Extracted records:
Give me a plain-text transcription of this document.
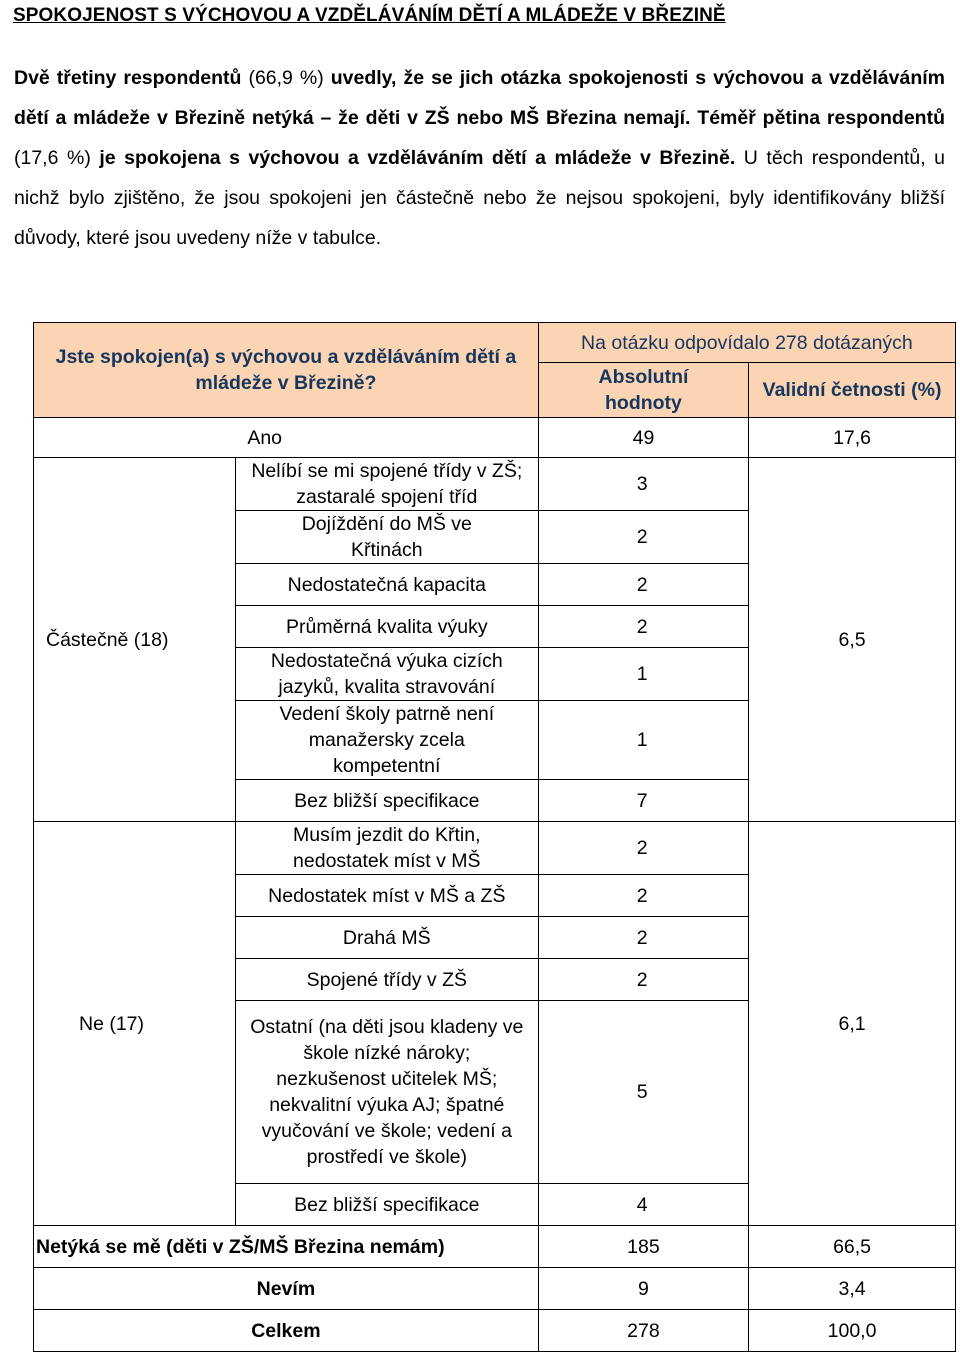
SPOKOJENOST S VÝCHOVOU A VZDĚLÁVÁNÍM DĚTÍ A MLÁDEŽE V BŘEZINĚ

Dvě třetiny respondentů (66,9 %) uvedly, že se jich otázka spokojenosti s výchovou a vzděláváním dětí a mládeže v Březině netýká – že děti v ZŠ nebo MŠ Březina nemají. Téměř pětina respondentů (17,6 %) je spokojena s výchovou a vzděláváním dětí a mládeže v Březině. U těch respondentů, u nichž bylo zjištěno, že jsou spokojeni jen částečně nebo že nejsou spokojeni, byly identifikovány bližší důvody, které jsou uvedeny níže v tabulce.

Jste spokojen(a) s výchovou a vzděláváním dětí a mládeže v Březině?		Na otázku odpovídalo 278 dotázaných	
		Absolutní hodnoty	Validní četnosti (%)
	Ano	49	17,6
Částečně (18)	Nelíbí se mi spojené třídy v ZŠ; zastaralé spojení tříd	3	6,5
	Dojíždění do MŠ ve Křtinách	2	
	Nedostatečná kapacita	2	
	Průměrná kvalita výuky	2	
	Nedostatečná výuka cizích jazyků, kvalita stravování	1	
	Vedení školy patrně není manažersky zcela kompetentní	1	
	Bez bližší specifikace	7	
Ne (17)	Musím jezdit do Křtin, nedostatek míst v MŠ	2	6,1
	Nedostatek míst v MŠ a ZŠ	2	
	Drahá MŠ	2	
	Spojené třídy v ZŠ	2	
	Ostatní (na děti jsou kladeny ve škole nízké nároky; nezkušenost učitelek MŠ; nekvalitní výuka AJ; špatné vyučování ve škole; vedení a prostředí ve škole)	5	
	Bez bližší specifikace	4	
Netýká se mě (děti v ZŠ/MŠ Březina nemám)		185	66,5
Nevím		9	3,4
Celkem		278	100,0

> _WHAT YOU ARE ASKED TO DO_
Skip the pictures and print each record exactly as it stands.

> _EXERCISE RESPONSE_
Give me a plain-text transcription of this document.
SPOKOJENOST S VÝCHOVOU A VZDĚLÁVÁNÍM DĚTÍ A MLÁDEŽE V BŘEZINĚ

Dvě třetiny respondentů (66,9 %) uvedly, že se jich otázka spokojenosti s výchovou a vzděláváním dětí a mládeže v Březině netýká – že děti v ZŠ nebo MŠ Březina nemají. Téměř pětina respondentů (17,6 %) je spokojena s výchovou a vzděláváním dětí a mládeže v Březině. U těch respondentů, u nichž bylo zjištěno, že jsou spokojeni jen částečně nebo že nejsou spokojeni, byly identifikovány bližší důvody, které jsou uvedeny níže v tabulce.

Jste spokojen(a) s výchovou a vzděláváním dětí a mládeže v Březině?		Na otázku odpovídalo 278 dotázaných	
		Absolutní hodnoty	Validní četnosti (%)
	Ano	49	17,6
Částečně (18)	Nelíbí se mi spojené třídy v ZŠ; zastaralé spojení tříd	3	6,5
	Dojíždění do MŠ ve Křtinách	2	
	Nedostatečná kapacita	2	
	Průměrná kvalita výuky	2	
	Nedostatečná výuka cizích jazyků, kvalita stravování	1	
	Vedení školy patrně není manažersky zcela kompetentní	1	
	Bez bližší specifikace	7	
Ne (17)	Musím jezdit do Křtin, nedostatek míst v MŠ	2	6,1
	Nedostatek míst v MŠ a ZŠ	2	
	Drahá MŠ	2	
	Spojené třídy v ZŠ	2	
	Ostatní (na děti jsou kladeny ve škole nízké nároky; nezkušenost učitelek MŠ; nekvalitní výuka AJ; špatné vyučování ve škole; vedení a prostředí ve škole)	5	
	Bez bližší specifikace	4	
Netýká se mě (děti v ZŠ/MŠ Březina nemám)		185	66,5
Nevím		9	3,4
Celkem		278	100,0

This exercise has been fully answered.